(What to produce) Write out the records beneath this line exactly as they appear, minus any images.

(Items from a dataset)
⟨

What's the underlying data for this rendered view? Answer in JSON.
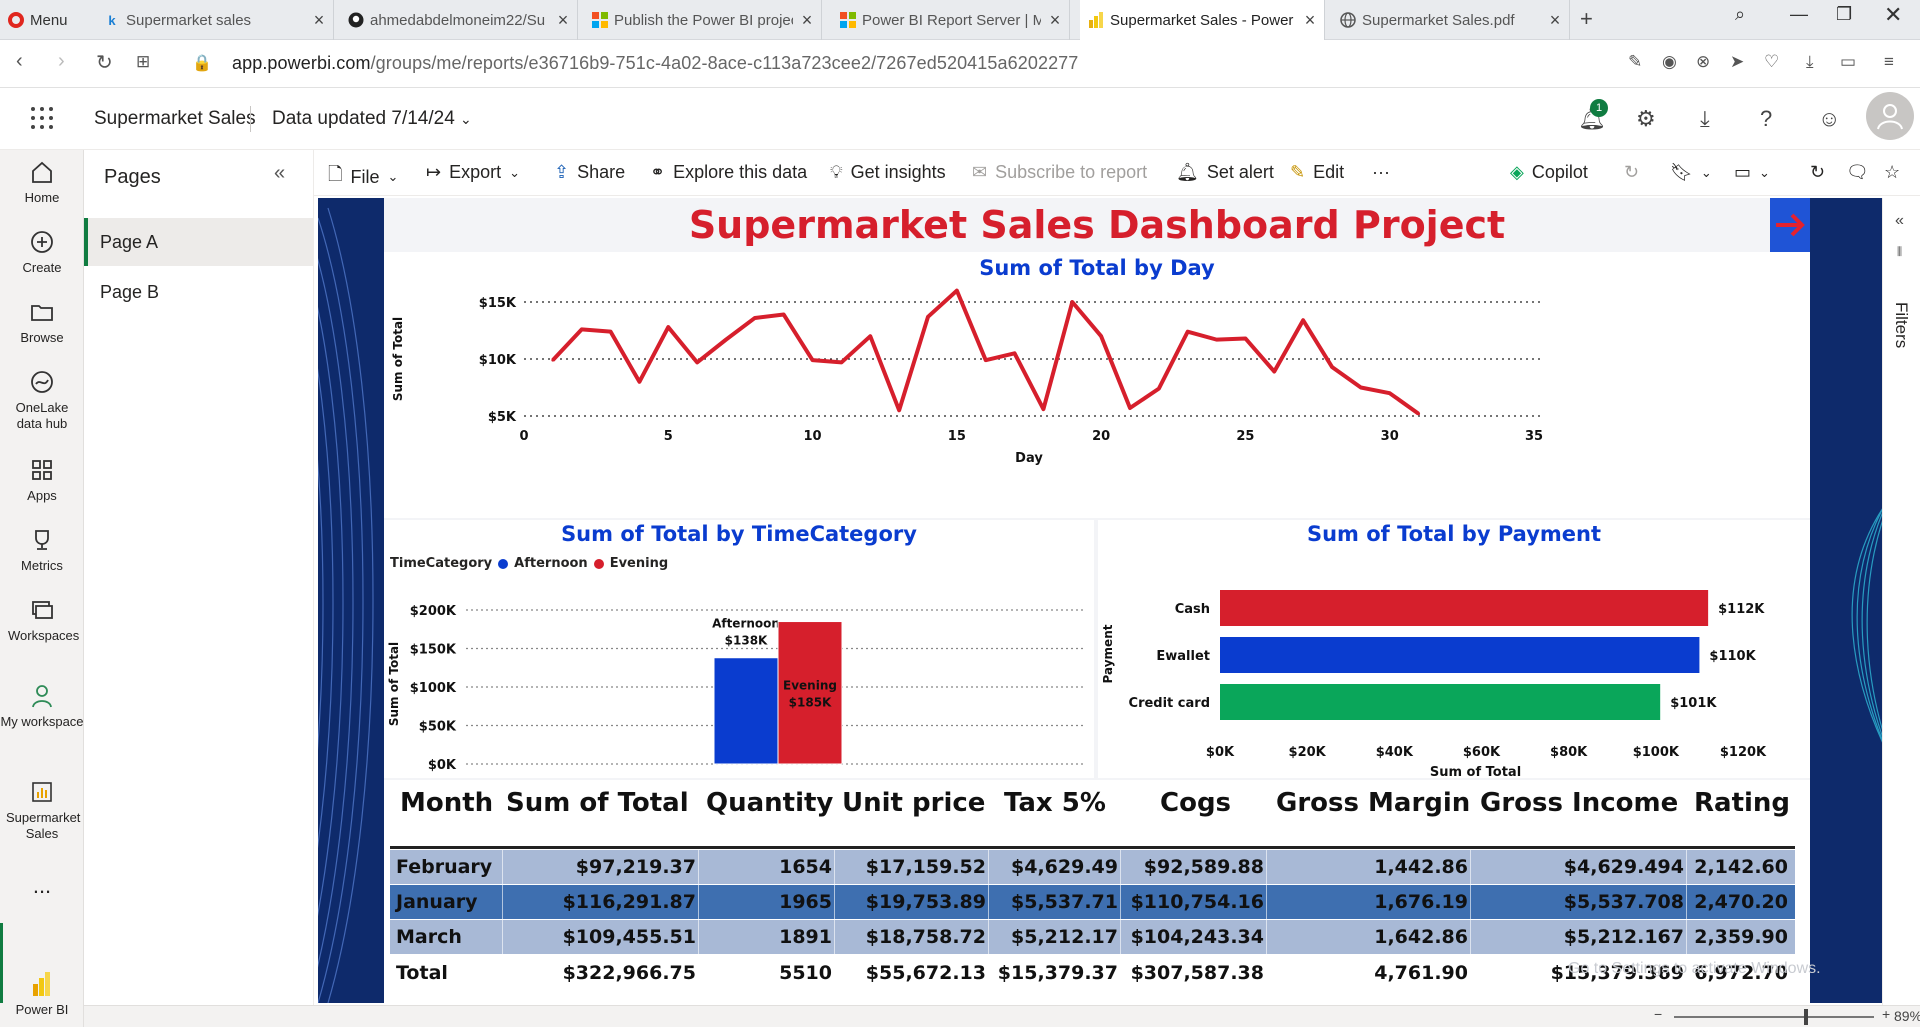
{
  "browser": {
    "menu_label": "Menu",
    "tabs": [
      {
        "title": "Supermarket sales",
        "icon": "k"
      },
      {
        "title": "ahmedabdelmoneim22/Su",
        "icon": "github"
      },
      {
        "title": "Publish the Power BI projec",
        "icon": "ms"
      },
      {
        "title": "Power BI Report Server | Mi",
        "icon": "ms"
      },
      {
        "title": "Supermarket Sales - Power",
        "icon": "pbi"
      },
      {
        "title": "Supermarket Sales.pdf",
        "icon": "globe"
      }
    ],
    "url_host": "app.powerbi.com",
    "url_path": "/groups/me/reports/e36716b9-751c-4a02-8ace-c113a723cee2/7267ed520415a6202277"
  },
  "header": {
    "title": "Supermarket Sales",
    "updated": "Data updated 7/14/24",
    "notification_count": "1"
  },
  "rail": [
    {
      "label": "Home"
    },
    {
      "label": "Create"
    },
    {
      "label": "Browse"
    },
    {
      "label": "OneLake data hub"
    },
    {
      "label": "Apps"
    },
    {
      "label": "Metrics"
    },
    {
      "label": "Workspaces"
    },
    {
      "label": "My workspace"
    },
    {
      "label": "Supermarket Sales"
    },
    {
      "label": "..."
    },
    {
      "label": "Power BI"
    }
  ],
  "pages": {
    "title": "Pages",
    "items": [
      "Page A",
      "Page B"
    ]
  },
  "actions": {
    "file": "File",
    "export": "Export",
    "share": "Share",
    "explore": "Explore this data",
    "insights": "Get insights",
    "subscribe": "Subscribe to report",
    "alert": "Set alert",
    "edit": "Edit",
    "more": "···",
    "copilot": "Copilot"
  },
  "report": {
    "title": "Supermarket Sales Dashboard Project"
  },
  "filters": {
    "label": "Filters"
  },
  "status": {
    "zoom": "89%",
    "watermark": "Go to Settings to activate Windows."
  },
  "chart_data": [
    {
      "type": "line",
      "title": "Sum of Total by Day",
      "xlabel": "Day",
      "ylabel": "Sum of Total",
      "xlim": [
        0,
        35
      ],
      "xticks": [
        0,
        5,
        10,
        15,
        20,
        25,
        30,
        35
      ],
      "ylim": [
        5000,
        15000
      ],
      "yticks": [
        {
          "v": 15000,
          "label": "$15K"
        },
        {
          "v": 10000,
          "label": "$10K"
        },
        {
          "v": 5000,
          "label": "$5K"
        }
      ],
      "color": "#d61f2c",
      "x": [
        1,
        2,
        3,
        4,
        5,
        6,
        7,
        8,
        9,
        10,
        11,
        12,
        13,
        14,
        15,
        16,
        17,
        18,
        19,
        20,
        21,
        22,
        23,
        24,
        25,
        26,
        27,
        28,
        29,
        30,
        31
      ],
      "y": [
        9900,
        12600,
        12400,
        8000,
        12800,
        9700,
        11700,
        13600,
        13900,
        9900,
        9700,
        12000,
        5500,
        13700,
        16000,
        9900,
        10500,
        5600,
        15000,
        12000,
        5700,
        7400,
        12400,
        11700,
        11800,
        8900,
        13400,
        9300,
        7500,
        7000,
        5200
      ]
    },
    {
      "type": "bar",
      "title": "Sum of Total by TimeCategory",
      "legend_title": "TimeCategory",
      "ylabel": "Sum of Total",
      "ylim": [
        0,
        200000
      ],
      "yticks": [
        {
          "v": 200000,
          "label": "$200K"
        },
        {
          "v": 150000,
          "label": "$150K"
        },
        {
          "v": 100000,
          "label": "$100K"
        },
        {
          "v": 50000,
          "label": "$50K"
        },
        {
          "v": 0,
          "label": "$0K"
        }
      ],
      "series": [
        {
          "name": "Afternoon",
          "value": 138000,
          "label": "$138K",
          "color": "#0a3ccf"
        },
        {
          "name": "Evening",
          "value": 185000,
          "label": "$185K",
          "color": "#d61f2c"
        }
      ]
    },
    {
      "type": "bar",
      "orientation": "horizontal",
      "title": "Sum of Total by Payment",
      "xlabel": "Sum of Total",
      "ylabel": "Payment",
      "xlim": [
        0,
        120000
      ],
      "xticks": [
        {
          "v": 0,
          "label": "$0K"
        },
        {
          "v": 20000,
          "label": "$20K"
        },
        {
          "v": 40000,
          "label": "$40K"
        },
        {
          "v": 60000,
          "label": "$60K"
        },
        {
          "v": 80000,
          "label": "$80K"
        },
        {
          "v": 100000,
          "label": "$100K"
        },
        {
          "v": 120000,
          "label": "$120K"
        }
      ],
      "categories": [
        "Cash",
        "Ewallet",
        "Credit card"
      ],
      "values": [
        112000,
        110000,
        101000
      ],
      "labels": [
        "$112K",
        "$110K",
        "$101K"
      ],
      "colors": [
        "#d61f2c",
        "#0a3ccf",
        "#0aa65a"
      ]
    },
    {
      "type": "table",
      "columns": [
        "Month",
        "Sum of Total",
        "Quantity",
        "Unit price",
        "Tax 5%",
        "Cogs",
        "Gross Margin",
        "Gross Income",
        "Rating"
      ],
      "rows": [
        [
          "February",
          "$97,219.37",
          "1654",
          "$17,159.52",
          "$4,629.49",
          "$92,589.88",
          "1,442.86",
          "$4,629.494",
          "2,142.60"
        ],
        [
          "January",
          "$116,291.87",
          "1965",
          "$19,753.89",
          "$5,537.71",
          "$110,754.16",
          "1,676.19",
          "$5,537.708",
          "2,470.20"
        ],
        [
          "March",
          "$109,455.51",
          "1891",
          "$18,758.72",
          "$5,212.17",
          "$104,243.34",
          "1,642.86",
          "$5,212.167",
          "2,359.90"
        ]
      ],
      "total": [
        "Total",
        "$322,966.75",
        "5510",
        "$55,672.13",
        "$15,379.37",
        "$307,587.38",
        "4,761.90",
        "$15,379.369",
        "6,972.70"
      ],
      "row_colors": [
        "#a8b9d6",
        "#3e6fb0",
        "#a8b9d6"
      ]
    }
  ]
}
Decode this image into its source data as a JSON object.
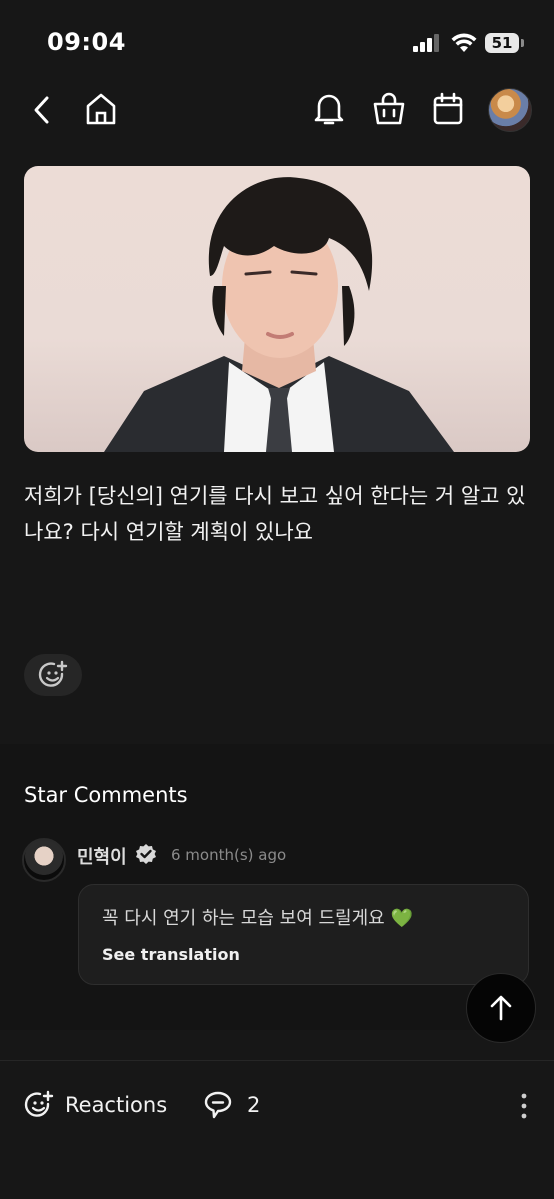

⟩

(Output for this task)
What's the underlying data for this rendered view? Answer in JSON.
{
  "browser": {
    "menu_label": "Menu",
    "tabs": [
      {
        "title": "Supermarket sales",
        "icon": "k"
      },
      {
        "title": "ahmedabdelmoneim22/Su",
        "icon": "github"
      },
      {
        "title": "Publish the Power BI projec",
        "icon": "ms"
      },
      {
        "title": "Power BI Report Server | Mi",
        "icon": "ms"
      },
      {
        "title": "Supermarket Sales - Power",
        "icon": "pbi"
      },
      {
        "title": "Supermarket Sales.pdf",
        "icon": "globe"
      }
    ],
    "url_host": "app.powerbi.com",
    "url_path": "/groups/me/reports/e36716b9-751c-4a02-8ace-c113a723cee2/7267ed520415a6202277"
  },
  "header": {
    "title": "Supermarket Sales",
    "updated": "Data updated 7/14/24",
    "notification_count": "1"
  },
  "rail": [
    {
      "label": "Home"
    },
    {
      "label": "Create"
    },
    {
      "label": "Browse"
    },
    {
      "label": "OneLake data hub"
    },
    {
      "label": "Apps"
    },
    {
      "label": "Metrics"
    },
    {
      "label": "Workspaces"
    },
    {
      "label": "My workspace"
    },
    {
      "label": "Supermarket Sales"
    },
    {
      "label": "..."
    },
    {
      "label": "Power BI"
    }
  ],
  "pages": {
    "title": "Pages",
    "items": [
      "Page A",
      "Page B"
    ]
  },
  "actions": {
    "file": "File",
    "export": "Export",
    "share": "Share",
    "explore": "Explore this data",
    "insights": "Get insights",
    "subscribe": "Subscribe to report",
    "alert": "Set alert",
    "edit": "Edit",
    "more": "···",
    "copilot": "Copilot"
  },
  "report": {
    "title": "Supermarket Sales Dashboard Project"
  },
  "filters": {
    "label": "Filters"
  },
  "status": {
    "zoom": "89%",
    "watermark": "Go to Settings to activate Windows."
  },
  "chart_data": [
    {
      "type": "line",
      "title": "Sum of Total by Day",
      "xlabel": "Day",
      "ylabel": "Sum of Total",
      "xlim": [
        0,
        35
      ],
      "xticks": [
        0,
        5,
        10,
        15,
        20,
        25,
        30,
        35
      ],
      "ylim": [
        5000,
        15000
      ],
      "yticks": [
        {
          "v": 15000,
          "label": "$15K"
        },
        {
          "v": 10000,
          "label": "$10K"
        },
        {
          "v": 5000,
          "label": "$5K"
        }
      ],
      "color": "#d61f2c",
      "x": [
        1,
        2,
        3,
        4,
        5,
        6,
        7,
        8,
        9,
        10,
        11,
        12,
        13,
        14,
        15,
        16,
        17,
        18,
        19,
        20,
        21,
        22,
        23,
        24,
        25,
        26,
        27,
        28,
        29,
        30,
        31
      ],
      "y": [
        9900,
        12600,
        12400,
        8000,
        12800,
        9700,
        11700,
        13600,
        13900,
        9900,
        9700,
        12000,
        5500,
        13700,
        16000,
        9900,
        10500,
        5600,
        15000,
        12000,
        5700,
        7400,
        12400,
        11700,
        11800,
        8900,
        13400,
        9300,
        7500,
        7000,
        5200
      ]
    },
    {
      "type": "bar",
      "title": "Sum of Total by TimeCategory",
      "legend_title": "TimeCategory",
      "ylabel": "Sum of Total",
      "ylim": [
        0,
        200000
      ],
      "yticks": [
        {
          "v": 200000,
          "label": "$200K"
        },
        {
          "v": 150000,
          "label": "$150K"
        },
        {
          "v": 100000,
          "label": "$100K"
        },
        {
          "v": 50000,
          "label": "$50K"
        },
        {
          "v": 0,
          "label": "$0K"
        }
      ],
      "series": [
        {
          "name": "Afternoon",
          "value": 138000,
          "label": "$138K",
          "color": "#0a3ccf"
        },
        {
          "name": "Evening",
          "value": 185000,
          "label": "$185K",
          "color": "#d61f2c"
        }
      ]
    },
    {
      "type": "bar",
      "orientation": "horizontal",
      "title": "Sum of Total by Payment",
      "xlabel": "Sum of Total",
      "ylabel": "Payment",
      "xlim": [
        0,
        120000
      ],
      "xticks": [
        {
          "v": 0,
          "label": "$0K"
        },
        {
          "v": 20000,
          "label": "$20K"
        },
        {
          "v": 40000,
          "label": "$40K"
        },
        {
          "v": 60000,
          "label": "$60K"
        },
        {
          "v": 80000,
          "label": "$80K"
        },
        {
          "v": 100000,
          "label": "$100K"
        },
        {
          "v": 120000,
          "label": "$120K"
        }
      ],
      "categories": [
        "Cash",
        "Ewallet",
        "Credit card"
      ],
      "values": [
        112000,
        110000,
        101000
      ],
      "labels": [
        "$112K",
        "$110K",
        "$101K"
      ],
      "colors": [
        "#d61f2c",
        "#0a3ccf",
        "#0aa65a"
      ]
    },
    {
      "type": "table",
      "columns": [
        "Month",
        "Sum of Total",
        "Quantity",
        "Unit price",
        "Tax 5%",
        "Cogs",
        "Gross Margin",
        "Gross Income",
        "Rating"
      ],
      "rows": [
        [
          "February",
          "$97,219.37",
          "1654",
          "$17,159.52",
          "$4,629.49",
          "$92,589.88",
          "1,442.86",
          "$4,629.494",
          "2,142.60"
        ],
        [
          "January",
          "$116,291.87",
          "1965",
          "$19,753.89",
          "$5,537.71",
          "$110,754.16",
          "1,676.19",
          "$5,537.708",
          "2,470.20"
        ],
        [
          "March",
          "$109,455.51",
          "1891",
          "$18,758.72",
          "$5,212.17",
          "$104,243.34",
          "1,642.86",
          "$5,212.167",
          "2,359.90"
        ]
      ],
      "total": [
        "Total",
        "$322,966.75",
        "5510",
        "$55,672.13",
        "$15,379.37",
        "$307,587.38",
        "4,761.90",
        "$15,379.369",
        "6,972.70"
      ],
      "row_colors": [
        "#a8b9d6",
        "#3e6fb0",
        "#a8b9d6"
      ]
    }
  ]
}
Decode this image into its source data as a JSON object.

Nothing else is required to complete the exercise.